Convert the listing below, from its first line through the line containing "fancy-food-image [415,1073,830,1563]", into a Markdown table with the columns Row and Listing line. Number each line and skip any blank lines.

* [Recorded information]:
■ ■ ■
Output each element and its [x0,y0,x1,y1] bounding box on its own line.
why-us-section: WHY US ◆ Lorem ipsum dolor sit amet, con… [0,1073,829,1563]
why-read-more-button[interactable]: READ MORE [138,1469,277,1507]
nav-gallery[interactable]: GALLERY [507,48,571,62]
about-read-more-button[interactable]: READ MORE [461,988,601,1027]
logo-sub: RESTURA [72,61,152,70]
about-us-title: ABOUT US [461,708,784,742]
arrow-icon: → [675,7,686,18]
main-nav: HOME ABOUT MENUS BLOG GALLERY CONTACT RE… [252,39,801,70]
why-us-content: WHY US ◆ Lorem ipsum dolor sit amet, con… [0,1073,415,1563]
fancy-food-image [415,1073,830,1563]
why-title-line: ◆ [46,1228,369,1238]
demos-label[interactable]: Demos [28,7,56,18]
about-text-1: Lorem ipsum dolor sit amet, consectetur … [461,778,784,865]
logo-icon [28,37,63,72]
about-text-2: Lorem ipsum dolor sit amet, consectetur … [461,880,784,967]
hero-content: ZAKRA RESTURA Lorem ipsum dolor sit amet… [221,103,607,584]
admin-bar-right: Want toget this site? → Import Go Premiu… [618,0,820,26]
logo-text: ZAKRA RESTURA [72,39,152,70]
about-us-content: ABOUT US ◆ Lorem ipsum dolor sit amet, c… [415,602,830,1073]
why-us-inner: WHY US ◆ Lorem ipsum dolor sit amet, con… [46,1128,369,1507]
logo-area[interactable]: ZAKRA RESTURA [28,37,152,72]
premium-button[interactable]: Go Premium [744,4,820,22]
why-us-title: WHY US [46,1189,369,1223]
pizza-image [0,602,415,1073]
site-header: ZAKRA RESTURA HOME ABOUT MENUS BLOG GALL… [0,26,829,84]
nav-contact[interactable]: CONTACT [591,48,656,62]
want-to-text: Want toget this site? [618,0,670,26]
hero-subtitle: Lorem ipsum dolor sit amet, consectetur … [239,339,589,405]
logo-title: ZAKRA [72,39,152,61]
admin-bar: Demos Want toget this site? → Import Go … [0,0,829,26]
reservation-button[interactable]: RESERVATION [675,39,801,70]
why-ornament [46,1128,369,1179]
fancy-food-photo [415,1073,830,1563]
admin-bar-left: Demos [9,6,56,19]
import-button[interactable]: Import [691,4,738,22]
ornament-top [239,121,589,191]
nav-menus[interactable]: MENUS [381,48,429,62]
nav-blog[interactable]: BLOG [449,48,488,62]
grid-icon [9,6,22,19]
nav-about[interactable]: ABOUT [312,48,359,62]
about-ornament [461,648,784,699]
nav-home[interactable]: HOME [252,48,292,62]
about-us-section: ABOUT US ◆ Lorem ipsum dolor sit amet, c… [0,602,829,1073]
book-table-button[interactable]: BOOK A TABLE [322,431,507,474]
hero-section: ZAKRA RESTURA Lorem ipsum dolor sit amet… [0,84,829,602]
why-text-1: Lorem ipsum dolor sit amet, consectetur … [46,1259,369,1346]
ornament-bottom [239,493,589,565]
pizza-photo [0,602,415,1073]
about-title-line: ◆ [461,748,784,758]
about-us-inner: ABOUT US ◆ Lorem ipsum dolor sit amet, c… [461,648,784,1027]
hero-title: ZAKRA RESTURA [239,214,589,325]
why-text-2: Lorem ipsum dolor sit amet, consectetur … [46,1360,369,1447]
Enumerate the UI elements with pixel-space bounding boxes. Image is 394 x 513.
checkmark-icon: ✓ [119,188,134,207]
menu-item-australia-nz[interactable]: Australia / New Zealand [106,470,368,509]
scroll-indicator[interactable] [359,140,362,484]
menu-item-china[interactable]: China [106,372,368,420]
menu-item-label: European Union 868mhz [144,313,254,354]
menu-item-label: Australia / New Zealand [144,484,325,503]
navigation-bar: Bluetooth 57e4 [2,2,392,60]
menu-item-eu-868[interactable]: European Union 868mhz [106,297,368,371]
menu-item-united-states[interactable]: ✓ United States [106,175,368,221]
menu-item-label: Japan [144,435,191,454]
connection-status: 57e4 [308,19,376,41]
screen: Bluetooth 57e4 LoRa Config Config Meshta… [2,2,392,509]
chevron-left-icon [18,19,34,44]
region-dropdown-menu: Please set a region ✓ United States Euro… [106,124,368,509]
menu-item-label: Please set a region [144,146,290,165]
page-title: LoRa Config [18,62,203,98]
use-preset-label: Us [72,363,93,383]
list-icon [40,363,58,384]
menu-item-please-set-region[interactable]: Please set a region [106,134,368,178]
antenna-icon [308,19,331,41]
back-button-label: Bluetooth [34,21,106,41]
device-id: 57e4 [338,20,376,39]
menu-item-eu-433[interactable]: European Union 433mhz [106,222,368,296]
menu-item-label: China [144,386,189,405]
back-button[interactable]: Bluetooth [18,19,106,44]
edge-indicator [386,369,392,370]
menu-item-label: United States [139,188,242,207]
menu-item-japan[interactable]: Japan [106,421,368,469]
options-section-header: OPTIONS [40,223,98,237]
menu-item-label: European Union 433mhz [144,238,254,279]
■ ■ ■
* [Exercise answer]:
| Row | Listing line |
|---|---|
| 1 | Output each element and its [x0,y0,x1,y1] bounding box on its own line. |
| 2 | why-us-section: WHY US ◆ Lorem ipsum dolor sit amet, con… [0,1073,829,1563] |
| 3 | why-read-more-button[interactable]: READ MORE [138,1469,277,1507] |
| 4 | nav-gallery[interactable]: GALLERY [507,48,571,62] |
| 5 | about-read-more-button[interactable]: READ MORE [461,988,601,1027] |
| 6 | logo-sub: RESTURA [72,61,152,70] |
| 7 | about-us-title: ABOUT US [461,708,784,742] |
| 8 | arrow-icon: → [675,7,686,18] |
| 9 | main-nav: HOME ABOUT MENUS BLOG GALLERY CONTACT RE… [252,39,801,70] |
| 10 | why-us-content: WHY US ◆ Lorem ipsum dolor sit amet, con… [0,1073,415,1563] |
| 11 | fancy-food-image [415,1073,830,1563] |